**INSTRUCTIONS FOR THE TASK**
Print exactly the lines from the one containing "OCR this image." through the last line of the listing, both included.

[Saved entries]
# # #
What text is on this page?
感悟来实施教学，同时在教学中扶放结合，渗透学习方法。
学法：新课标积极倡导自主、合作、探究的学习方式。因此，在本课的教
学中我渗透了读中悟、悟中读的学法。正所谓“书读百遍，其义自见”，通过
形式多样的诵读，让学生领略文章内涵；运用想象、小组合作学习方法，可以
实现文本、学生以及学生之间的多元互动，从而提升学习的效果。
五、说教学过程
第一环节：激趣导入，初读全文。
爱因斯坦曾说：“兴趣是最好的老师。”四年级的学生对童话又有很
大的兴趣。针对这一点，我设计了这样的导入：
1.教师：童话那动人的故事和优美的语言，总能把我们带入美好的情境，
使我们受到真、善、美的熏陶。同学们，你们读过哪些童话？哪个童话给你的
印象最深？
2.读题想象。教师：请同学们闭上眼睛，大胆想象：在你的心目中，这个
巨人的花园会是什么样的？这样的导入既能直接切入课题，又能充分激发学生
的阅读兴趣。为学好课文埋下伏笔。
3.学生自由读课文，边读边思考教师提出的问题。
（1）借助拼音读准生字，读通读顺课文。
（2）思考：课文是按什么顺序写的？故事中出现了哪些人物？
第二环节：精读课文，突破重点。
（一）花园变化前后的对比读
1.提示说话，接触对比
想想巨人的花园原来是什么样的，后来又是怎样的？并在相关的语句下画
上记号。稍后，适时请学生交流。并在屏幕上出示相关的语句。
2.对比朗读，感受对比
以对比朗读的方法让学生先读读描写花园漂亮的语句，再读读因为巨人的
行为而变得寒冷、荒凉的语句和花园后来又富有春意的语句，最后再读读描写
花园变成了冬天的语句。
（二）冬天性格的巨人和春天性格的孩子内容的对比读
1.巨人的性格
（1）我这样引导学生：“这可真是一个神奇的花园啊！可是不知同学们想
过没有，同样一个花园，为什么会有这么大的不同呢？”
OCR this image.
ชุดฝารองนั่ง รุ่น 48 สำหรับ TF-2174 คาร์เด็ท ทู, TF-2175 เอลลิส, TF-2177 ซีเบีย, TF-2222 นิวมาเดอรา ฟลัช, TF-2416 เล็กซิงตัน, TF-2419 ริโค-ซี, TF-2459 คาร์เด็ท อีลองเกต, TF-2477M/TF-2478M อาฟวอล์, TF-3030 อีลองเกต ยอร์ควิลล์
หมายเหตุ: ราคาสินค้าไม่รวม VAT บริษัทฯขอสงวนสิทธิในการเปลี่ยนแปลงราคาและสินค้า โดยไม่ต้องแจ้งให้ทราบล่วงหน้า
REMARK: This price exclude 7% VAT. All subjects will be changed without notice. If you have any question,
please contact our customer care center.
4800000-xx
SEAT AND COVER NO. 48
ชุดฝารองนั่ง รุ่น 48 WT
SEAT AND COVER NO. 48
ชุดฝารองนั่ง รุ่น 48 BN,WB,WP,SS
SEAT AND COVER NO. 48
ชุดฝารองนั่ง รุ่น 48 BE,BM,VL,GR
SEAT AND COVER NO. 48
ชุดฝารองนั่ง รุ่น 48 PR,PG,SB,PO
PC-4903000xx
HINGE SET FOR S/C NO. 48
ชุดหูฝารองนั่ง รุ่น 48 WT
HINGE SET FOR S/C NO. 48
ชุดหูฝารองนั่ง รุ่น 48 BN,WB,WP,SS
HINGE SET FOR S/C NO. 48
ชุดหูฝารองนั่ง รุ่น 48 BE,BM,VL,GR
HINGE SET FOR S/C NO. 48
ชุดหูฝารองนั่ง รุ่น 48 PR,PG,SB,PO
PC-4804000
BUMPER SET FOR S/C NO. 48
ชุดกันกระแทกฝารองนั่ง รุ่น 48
# # #
**OUTPUT FOR THIS TASK**
OCR this image.
ชุดฝารองนั่ง รุ่น 48 สำหรับ TF-2174 คาร์เด็ท ทู, TF-2175 เอลลิส, TF-2177 ซีเบีย, TF-2222 นิวมาเดอรา ฟลัช, TF-2416 เล็กซิงตัน, TF-2419 ริโค-ซี, TF-2459 คาร์เด็ท อีลองเกต, TF-2477M/TF-2478M อาฟวอล์, TF-3030 อีลองเกต ยอร์ควิลล์
หมายเหตุ: ราคาสินค้าไม่รวม VAT บริษัทฯขอสงวนสิทธิในการเปลี่ยนแปลงราคาและสินค้า โดยไม่ต้องแจ้งให้ทราบล่วงหน้า
REMARK: This price exclude 7% VAT. All subjects will be changed without notice. If you have any question,
please contact our customer care center.
4800000-xx
SEAT AND COVER NO. 48
ชุดฝารองนั่ง รุ่น 48 WT
SEAT AND COVER NO. 48
ชุดฝารองนั่ง รุ่น 48 BN,WB,WP,SS
SEAT AND COVER NO. 48
ชุดฝารองนั่ง รุ่น 48 BE,BM,VL,GR
SEAT AND COVER NO. 48
ชุดฝารองนั่ง รุ่น 48 PR,PG,SB,PO
PC-4903000xx
HINGE SET FOR S/C NO. 48
ชุดหูฝารองนั่ง รุ่น 48 WT
HINGE SET FOR S/C NO. 48
ชุดหูฝารองนั่ง รุ่น 48 BN,WB,WP,SS
HINGE SET FOR S/C NO. 48
ชุดหูฝารองนั่ง รุ่น 48 BE,BM,VL,GR
HINGE SET FOR S/C NO. 48
ชุดหูฝารองนั่ง รุ่น 48 PR,PG,SB,PO
PC-4804000
BUMPER SET FOR S/C NO. 48
ชุดกันกระแทกฝารองนั่ง รุ่น 48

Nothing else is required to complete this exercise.